# WHAT TO WORK ON
Output the full material exactly as it appears here.

# THE INPUT

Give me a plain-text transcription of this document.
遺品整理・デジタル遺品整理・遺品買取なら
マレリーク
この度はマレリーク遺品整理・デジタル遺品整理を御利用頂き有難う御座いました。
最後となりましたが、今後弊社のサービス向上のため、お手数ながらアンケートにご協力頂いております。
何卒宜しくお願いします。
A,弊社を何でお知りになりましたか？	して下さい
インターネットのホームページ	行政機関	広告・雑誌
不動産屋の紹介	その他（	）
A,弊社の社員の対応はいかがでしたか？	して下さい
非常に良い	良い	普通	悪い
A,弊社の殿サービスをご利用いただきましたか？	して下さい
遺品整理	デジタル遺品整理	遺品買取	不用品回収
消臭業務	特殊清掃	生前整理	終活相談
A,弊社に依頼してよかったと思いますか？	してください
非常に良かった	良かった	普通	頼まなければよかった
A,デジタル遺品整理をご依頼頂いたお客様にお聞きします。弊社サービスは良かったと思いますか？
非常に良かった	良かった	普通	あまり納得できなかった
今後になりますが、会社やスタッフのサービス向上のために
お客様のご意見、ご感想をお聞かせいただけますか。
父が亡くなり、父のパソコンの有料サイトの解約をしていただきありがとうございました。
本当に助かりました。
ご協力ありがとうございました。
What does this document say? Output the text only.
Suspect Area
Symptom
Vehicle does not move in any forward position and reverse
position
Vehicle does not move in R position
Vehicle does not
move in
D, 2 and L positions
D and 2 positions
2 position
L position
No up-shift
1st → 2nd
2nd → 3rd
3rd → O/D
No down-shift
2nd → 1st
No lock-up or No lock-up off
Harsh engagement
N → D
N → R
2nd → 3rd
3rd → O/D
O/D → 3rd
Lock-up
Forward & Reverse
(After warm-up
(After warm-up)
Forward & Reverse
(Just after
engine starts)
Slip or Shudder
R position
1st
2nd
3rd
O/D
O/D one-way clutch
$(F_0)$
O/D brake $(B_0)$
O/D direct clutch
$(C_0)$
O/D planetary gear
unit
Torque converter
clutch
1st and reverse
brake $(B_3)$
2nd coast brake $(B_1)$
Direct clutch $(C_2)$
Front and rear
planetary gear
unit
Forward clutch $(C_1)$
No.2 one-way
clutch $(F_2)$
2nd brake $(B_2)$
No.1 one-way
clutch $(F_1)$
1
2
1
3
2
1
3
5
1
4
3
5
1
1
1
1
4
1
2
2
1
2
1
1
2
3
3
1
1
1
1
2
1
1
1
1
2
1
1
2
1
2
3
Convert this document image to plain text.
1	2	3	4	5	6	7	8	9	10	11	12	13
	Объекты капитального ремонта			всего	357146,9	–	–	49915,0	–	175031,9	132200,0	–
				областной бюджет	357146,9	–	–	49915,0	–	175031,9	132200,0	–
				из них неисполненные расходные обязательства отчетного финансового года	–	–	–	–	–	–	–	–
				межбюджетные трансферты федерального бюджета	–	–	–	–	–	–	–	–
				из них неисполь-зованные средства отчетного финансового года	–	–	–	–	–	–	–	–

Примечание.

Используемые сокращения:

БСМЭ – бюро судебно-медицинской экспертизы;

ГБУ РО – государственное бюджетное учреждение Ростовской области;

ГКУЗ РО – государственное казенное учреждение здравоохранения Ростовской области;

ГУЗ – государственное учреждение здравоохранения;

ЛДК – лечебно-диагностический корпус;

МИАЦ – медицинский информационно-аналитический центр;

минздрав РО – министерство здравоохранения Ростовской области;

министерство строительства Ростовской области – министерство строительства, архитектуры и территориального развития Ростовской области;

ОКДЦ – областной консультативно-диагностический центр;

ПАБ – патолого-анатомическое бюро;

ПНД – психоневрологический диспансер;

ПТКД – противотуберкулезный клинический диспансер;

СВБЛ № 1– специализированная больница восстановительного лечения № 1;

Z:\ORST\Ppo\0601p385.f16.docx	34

# FINAL RESULT
Give me a plain-text transcription of this document.
遺品整理・デジタル遺品整理・遺品買取なら
マレリーク
この度はマレリーク遺品整理・デジタル遺品整理を御利用頂き有難う御座いました。
最後となりましたが、今後弊社のサービス向上のため、お手数ながらアンケートにご協力頂いております。
何卒宜しくお願いします。
A,弊社を何でお知りになりましたか？	して下さい
インターネットのホームページ	行政機関	広告・雑誌
不動産屋の紹介	その他（	）
A,弊社の社員の対応はいかがでしたか？	して下さい
非常に良い	良い	普通	悪い
A,弊社の殿サービスをご利用いただきましたか？	して下さい
遺品整理	デジタル遺品整理	遺品買取	不用品回収
消臭業務	特殊清掃	生前整理	終活相談
A,弊社に依頼してよかったと思いますか？	してください
非常に良かった	良かった	普通	頼まなければよかった
A,デジタル遺品整理をご依頼頂いたお客様にお聞きします。弊社サービスは良かったと思いますか？
非常に良かった	良かった	普通	あまり納得できなかった
今後になりますが、会社やスタッフのサービス向上のために
お客様のご意見、ご感想をお聞かせいただけますか。
父が亡くなり、父のパソコンの有料サイトの解約をしていただきありがとうございました。
本当に助かりました。
ご協力ありがとうございました。
What does this document say? Output the text only.
Suspect Area
Symptom
Vehicle does not move in any forward position and reverse
position
Vehicle does not move in R position
Vehicle does not
move in
D, 2 and L positions
D and 2 positions
2 position
L position
No up-shift
1st → 2nd
2nd → 3rd
3rd → O/D
No down-shift
2nd → 1st
No lock-up or No lock-up off
Harsh engagement
N → D
N → R
2nd → 3rd
3rd → O/D
O/D → 3rd
Lock-up
Forward & Reverse
(After warm-up
(After warm-up)
Forward & Reverse
(Just after
engine starts)
Slip or Shudder
R position
1st
2nd
3rd
O/D
O/D one-way clutch
$(F_0)$
O/D brake $(B_0)$
O/D direct clutch
$(C_0)$
O/D planetary gear
unit
Torque converter
clutch
1st and reverse
brake $(B_3)$
2nd coast brake $(B_1)$
Direct clutch $(C_2)$
Front and rear
planetary gear
unit
Forward clutch $(C_1)$
No.2 one-way
clutch $(F_2)$
2nd brake $(B_2)$
No.1 one-way
clutch $(F_1)$
1
2
1
3
2
1
3
5
1
4
3
5
1
1
1
1
4
1
2
2
1
2
1
1
2
3
3
1
1
1
1
2
1
1
1
1
2
1
1
2
1
2
3
Convert this document image to plain text.
1	2	3	4	5	6	7	8	9	10	11	12	13
	Объекты капитального ремонта			всего	357146,9	–	–	49915,0	–	175031,9	132200,0	–
				областной бюджет	357146,9	–	–	49915,0	–	175031,9	132200,0	–
				из них неисполненные расходные обязательства отчетного финансового года	–	–	–	–	–	–	–	–
				межбюджетные трансферты федерального бюджета	–	–	–	–	–	–	–	–
				из них неисполь-зованные средства отчетного финансового года	–	–	–	–	–	–	–	–

Примечание.

Используемые сокращения:

БСМЭ – бюро судебно-медицинской экспертизы;

ГБУ РО – государственное бюджетное учреждение Ростовской области;

ГКУЗ РО – государственное казенное учреждение здравоохранения Ростовской области;

ГУЗ – государственное учреждение здравоохранения;

ЛДК – лечебно-диагностический корпус;

МИАЦ – медицинский информационно-аналитический центр;

минздрав РО – министерство здравоохранения Ростовской области;

министерство строительства Ростовской области – министерство строительства, архитектуры и территориального развития Ростовской области;

ОКДЦ – областной консультативно-диагностический центр;

ПАБ – патолого-анатомическое бюро;

ПНД – психоневрологический диспансер;

ПТКД – противотуберкулезный клинический диспансер;

СВБЛ № 1– специализированная больница восстановительного лечения № 1;

Z:\ORST\Ppo\0601p385.f16.docx	34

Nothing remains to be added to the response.